→ **EXERCISE DIRECTIONS**
Write the data out again in full, with no departure from the original.

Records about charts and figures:
+++++

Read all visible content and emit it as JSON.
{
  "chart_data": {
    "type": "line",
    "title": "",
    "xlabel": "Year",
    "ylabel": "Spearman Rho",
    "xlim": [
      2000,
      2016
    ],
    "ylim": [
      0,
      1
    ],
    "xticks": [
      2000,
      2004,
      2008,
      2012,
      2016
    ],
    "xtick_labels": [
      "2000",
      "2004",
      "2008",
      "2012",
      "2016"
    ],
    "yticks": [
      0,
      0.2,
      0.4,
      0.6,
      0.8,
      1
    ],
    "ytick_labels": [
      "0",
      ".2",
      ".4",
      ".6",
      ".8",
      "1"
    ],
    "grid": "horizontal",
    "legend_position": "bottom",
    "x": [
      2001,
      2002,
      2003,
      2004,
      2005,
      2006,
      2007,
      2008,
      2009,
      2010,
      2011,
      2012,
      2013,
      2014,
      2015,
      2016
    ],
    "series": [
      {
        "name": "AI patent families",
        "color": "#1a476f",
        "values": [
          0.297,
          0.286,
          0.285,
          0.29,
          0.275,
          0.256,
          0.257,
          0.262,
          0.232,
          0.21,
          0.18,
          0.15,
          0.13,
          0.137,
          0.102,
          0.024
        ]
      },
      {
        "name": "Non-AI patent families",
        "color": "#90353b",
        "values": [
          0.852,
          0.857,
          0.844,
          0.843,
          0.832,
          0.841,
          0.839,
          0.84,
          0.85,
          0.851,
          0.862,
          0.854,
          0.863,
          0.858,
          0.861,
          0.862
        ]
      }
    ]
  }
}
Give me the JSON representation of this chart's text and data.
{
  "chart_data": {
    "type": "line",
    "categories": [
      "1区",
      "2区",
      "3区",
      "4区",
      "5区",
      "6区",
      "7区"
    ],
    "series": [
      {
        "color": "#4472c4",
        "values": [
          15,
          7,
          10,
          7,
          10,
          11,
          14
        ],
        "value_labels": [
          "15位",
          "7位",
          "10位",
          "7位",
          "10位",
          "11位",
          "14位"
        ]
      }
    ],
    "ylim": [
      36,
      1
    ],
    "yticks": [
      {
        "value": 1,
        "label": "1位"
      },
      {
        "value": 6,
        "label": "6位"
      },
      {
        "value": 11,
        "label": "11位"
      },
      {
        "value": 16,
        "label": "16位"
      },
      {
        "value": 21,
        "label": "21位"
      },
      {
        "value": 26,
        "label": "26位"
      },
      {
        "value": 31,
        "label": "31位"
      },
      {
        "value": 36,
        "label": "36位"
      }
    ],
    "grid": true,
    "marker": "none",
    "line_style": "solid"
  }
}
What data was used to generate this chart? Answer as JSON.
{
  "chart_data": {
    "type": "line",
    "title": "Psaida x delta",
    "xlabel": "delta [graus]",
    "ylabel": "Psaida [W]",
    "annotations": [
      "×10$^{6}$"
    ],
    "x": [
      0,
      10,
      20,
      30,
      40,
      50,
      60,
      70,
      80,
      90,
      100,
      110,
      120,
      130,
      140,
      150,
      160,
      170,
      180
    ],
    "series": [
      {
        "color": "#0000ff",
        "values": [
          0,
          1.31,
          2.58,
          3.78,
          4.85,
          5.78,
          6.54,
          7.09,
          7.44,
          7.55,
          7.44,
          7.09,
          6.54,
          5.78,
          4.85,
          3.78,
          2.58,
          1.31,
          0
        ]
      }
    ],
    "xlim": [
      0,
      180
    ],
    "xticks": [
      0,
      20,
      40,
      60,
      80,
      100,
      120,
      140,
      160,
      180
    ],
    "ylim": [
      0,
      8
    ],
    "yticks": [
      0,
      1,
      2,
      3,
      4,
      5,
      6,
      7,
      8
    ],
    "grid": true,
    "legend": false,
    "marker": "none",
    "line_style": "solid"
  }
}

+++++

→ **OUTPUT BELOW**
Read all visible content and emit it as JSON.
{
  "chart_data": {
    "type": "line",
    "title": "",
    "xlabel": "Year",
    "ylabel": "Spearman Rho",
    "xlim": [
      2000,
      2016
    ],
    "ylim": [
      0,
      1
    ],
    "xticks": [
      2000,
      2004,
      2008,
      2012,
      2016
    ],
    "xtick_labels": [
      "2000",
      "2004",
      "2008",
      "2012",
      "2016"
    ],
    "yticks": [
      0,
      0.2,
      0.4,
      0.6,
      0.8,
      1
    ],
    "ytick_labels": [
      "0",
      ".2",
      ".4",
      ".6",
      ".8",
      "1"
    ],
    "grid": "horizontal",
    "legend_position": "bottom",
    "x": [
      2001,
      2002,
      2003,
      2004,
      2005,
      2006,
      2007,
      2008,
      2009,
      2010,
      2011,
      2012,
      2013,
      2014,
      2015,
      2016
    ],
    "series": [
      {
        "name": "AI patent families",
        "color": "#1a476f",
        "values": [
          0.297,
          0.286,
          0.285,
          0.29,
          0.275,
          0.256,
          0.257,
          0.262,
          0.232,
          0.21,
          0.18,
          0.15,
          0.13,
          0.137,
          0.102,
          0.024
        ]
      },
      {
        "name": "Non-AI patent families",
        "color": "#90353b",
        "values": [
          0.852,
          0.857,
          0.844,
          0.843,
          0.832,
          0.841,
          0.839,
          0.84,
          0.85,
          0.851,
          0.862,
          0.854,
          0.863,
          0.858,
          0.861,
          0.862
        ]
      }
    ]
  }
}
Give me the JSON representation of this chart's text and data.
{
  "chart_data": {
    "type": "line",
    "categories": [
      "1区",
      "2区",
      "3区",
      "4区",
      "5区",
      "6区",
      "7区"
    ],
    "series": [
      {
        "color": "#4472c4",
        "values": [
          15,
          7,
          10,
          7,
          10,
          11,
          14
        ],
        "value_labels": [
          "15位",
          "7位",
          "10位",
          "7位",
          "10位",
          "11位",
          "14位"
        ]
      }
    ],
    "ylim": [
      36,
      1
    ],
    "yticks": [
      {
        "value": 1,
        "label": "1位"
      },
      {
        "value": 6,
        "label": "6位"
      },
      {
        "value": 11,
        "label": "11位"
      },
      {
        "value": 16,
        "label": "16位"
      },
      {
        "value": 21,
        "label": "21位"
      },
      {
        "value": 26,
        "label": "26位"
      },
      {
        "value": 31,
        "label": "31位"
      },
      {
        "value": 36,
        "label": "36位"
      }
    ],
    "grid": true,
    "marker": "none",
    "line_style": "solid"
  }
}
What data was used to generate this chart? Answer as JSON.
{
  "chart_data": {
    "type": "line",
    "title": "Psaida x delta",
    "xlabel": "delta [graus]",
    "ylabel": "Psaida [W]",
    "annotations": [
      "×10$^{6}$"
    ],
    "x": [
      0,
      10,
      20,
      30,
      40,
      50,
      60,
      70,
      80,
      90,
      100,
      110,
      120,
      130,
      140,
      150,
      160,
      170,
      180
    ],
    "series": [
      {
        "color": "#0000ff",
        "values": [
          0,
          1.31,
          2.58,
          3.78,
          4.85,
          5.78,
          6.54,
          7.09,
          7.44,
          7.55,
          7.44,
          7.09,
          6.54,
          5.78,
          4.85,
          3.78,
          2.58,
          1.31,
          0
        ]
      }
    ],
    "xlim": [
      0,
      180
    ],
    "xticks": [
      0,
      20,
      40,
      60,
      80,
      100,
      120,
      140,
      160,
      180
    ],
    "ylim": [
      0,
      8
    ],
    "yticks": [
      0,
      1,
      2,
      3,
      4,
      5,
      6,
      7,
      8
    ],
    "grid": true,
    "legend": false,
    "marker": "none",
    "line_style": "solid"
  }
}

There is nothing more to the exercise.